◆ **Tasks**
A: In the Atwood spillway thread, why does EDE doubt the spillway can be fished for now? Explain in one to three sentences.
B: Carry the Atwood spillway thread on from its last post.

◆ **Extract**
• • • •

# Atwood spillway



## ltroyer (Feb 6, 2013)

Just curious if Atwood spillway is fishable? Seen a post last fall bout sign up just curious if we can fish it


----------



## EDE (Nov 6, 2015)

Not sure. The Carroll County game warden is listed as Kyle Queer and the phone number on the ODNR site is 330-245-3048. I went past the dam on Wednesday and they are really dumping water. Doubt that it would be fishable until they get Atwood back down.


----------



## rrand59 (Jul 11, 2015)

I was just told someone bought the land and posted it


----------



## EDE (Nov 6, 2015)

That is down where the woods start. It is public land until then.


----------



## TRAPPERBECK (Mar 23, 2010)

I bet they are letting water out ,it bhas to be full with all the rain we"ve been getting.


----------



## TRAPPERBECK (Mar 23, 2010)

I bet they are letting water out ,it has to be full with all the rain we"ve been getting.


----------



## fishless (Sep 18, 2014)

TRAPPERBECK said:


> I bet they are letting water out ,it has to be full with all the rain we"ve been getting.


Just looked the disharge flow,they are back to winter pool and have closed the gates quite a bit


----------



## Reel em In (Jun 20, 2004)

• • • •

Records from a dataset:
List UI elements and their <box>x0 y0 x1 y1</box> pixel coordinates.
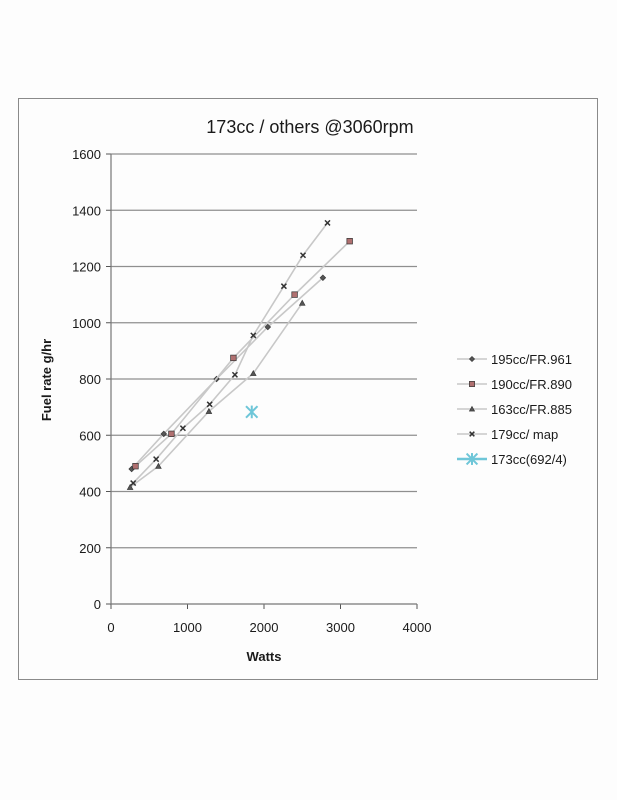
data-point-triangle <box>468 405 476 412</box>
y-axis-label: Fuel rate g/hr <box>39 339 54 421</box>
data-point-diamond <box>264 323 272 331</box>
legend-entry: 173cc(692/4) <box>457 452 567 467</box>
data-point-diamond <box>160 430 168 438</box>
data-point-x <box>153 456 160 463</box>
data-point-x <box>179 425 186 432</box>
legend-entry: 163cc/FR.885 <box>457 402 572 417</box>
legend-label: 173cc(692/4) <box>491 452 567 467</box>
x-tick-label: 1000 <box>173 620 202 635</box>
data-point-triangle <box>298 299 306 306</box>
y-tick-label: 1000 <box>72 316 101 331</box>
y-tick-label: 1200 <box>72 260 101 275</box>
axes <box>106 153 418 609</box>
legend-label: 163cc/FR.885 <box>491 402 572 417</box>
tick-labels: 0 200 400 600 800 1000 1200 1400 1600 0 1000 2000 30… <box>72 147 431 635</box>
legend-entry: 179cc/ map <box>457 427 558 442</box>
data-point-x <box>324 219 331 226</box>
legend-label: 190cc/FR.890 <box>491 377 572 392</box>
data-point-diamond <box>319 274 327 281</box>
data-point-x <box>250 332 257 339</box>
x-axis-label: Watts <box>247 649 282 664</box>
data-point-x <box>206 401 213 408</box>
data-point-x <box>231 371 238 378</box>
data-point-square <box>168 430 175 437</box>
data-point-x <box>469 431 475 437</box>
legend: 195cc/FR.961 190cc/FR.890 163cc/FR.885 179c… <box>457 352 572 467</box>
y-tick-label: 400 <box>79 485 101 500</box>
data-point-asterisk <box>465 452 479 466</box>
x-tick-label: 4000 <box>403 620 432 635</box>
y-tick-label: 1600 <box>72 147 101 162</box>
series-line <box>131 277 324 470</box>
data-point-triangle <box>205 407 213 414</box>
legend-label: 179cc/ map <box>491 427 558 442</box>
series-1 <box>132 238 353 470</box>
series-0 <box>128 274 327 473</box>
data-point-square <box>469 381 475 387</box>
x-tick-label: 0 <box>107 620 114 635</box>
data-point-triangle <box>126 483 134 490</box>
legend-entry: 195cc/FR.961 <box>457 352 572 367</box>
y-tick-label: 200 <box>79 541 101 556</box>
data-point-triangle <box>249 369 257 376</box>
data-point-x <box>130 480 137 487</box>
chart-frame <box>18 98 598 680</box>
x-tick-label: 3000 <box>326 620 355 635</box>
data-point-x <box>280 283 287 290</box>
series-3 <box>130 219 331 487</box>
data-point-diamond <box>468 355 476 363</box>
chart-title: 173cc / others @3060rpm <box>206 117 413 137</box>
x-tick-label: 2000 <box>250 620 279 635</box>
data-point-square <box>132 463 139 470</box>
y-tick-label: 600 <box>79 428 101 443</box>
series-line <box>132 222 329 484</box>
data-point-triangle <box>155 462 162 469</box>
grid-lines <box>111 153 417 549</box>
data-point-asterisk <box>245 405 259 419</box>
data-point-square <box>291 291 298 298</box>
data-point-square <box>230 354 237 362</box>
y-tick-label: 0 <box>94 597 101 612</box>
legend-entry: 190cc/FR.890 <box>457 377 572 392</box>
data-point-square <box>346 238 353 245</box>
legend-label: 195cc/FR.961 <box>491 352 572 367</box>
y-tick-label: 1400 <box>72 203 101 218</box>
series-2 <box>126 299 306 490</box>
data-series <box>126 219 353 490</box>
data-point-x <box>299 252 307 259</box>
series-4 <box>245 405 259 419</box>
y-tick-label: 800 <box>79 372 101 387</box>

• • • •

◆ **Response list**
A: EDE drove past the dam on Wednesday and saw that a lot of water was being let out. Because of that, EDE doubts the spillway will be fishable until Atwood is brought back down.

B:
Years ago, used to fish Atwood Spillway all the time. Was always good early in the year and warmer winter days. Caught a lot of crappie and perch between gates and lowhead dam. Once caught a 36" northern in that pool. That was years ago, but it is still the same waters.


----------



## greatmiami (Feb 4, 2014)

I haven't ever had much luck at all over there while the shad are dying, and it's about that time of year.


----------



## slabslammer (Feb 19, 2012)

Are you able to fish the spillway yet? This summer they had no fishing signs up


----------



## EDE (Nov 6, 2015)

slabslammer said:


> Are you able to fish the spillway yet? This summer they had no fishing signs up


The sign is still up but guys have been fishing.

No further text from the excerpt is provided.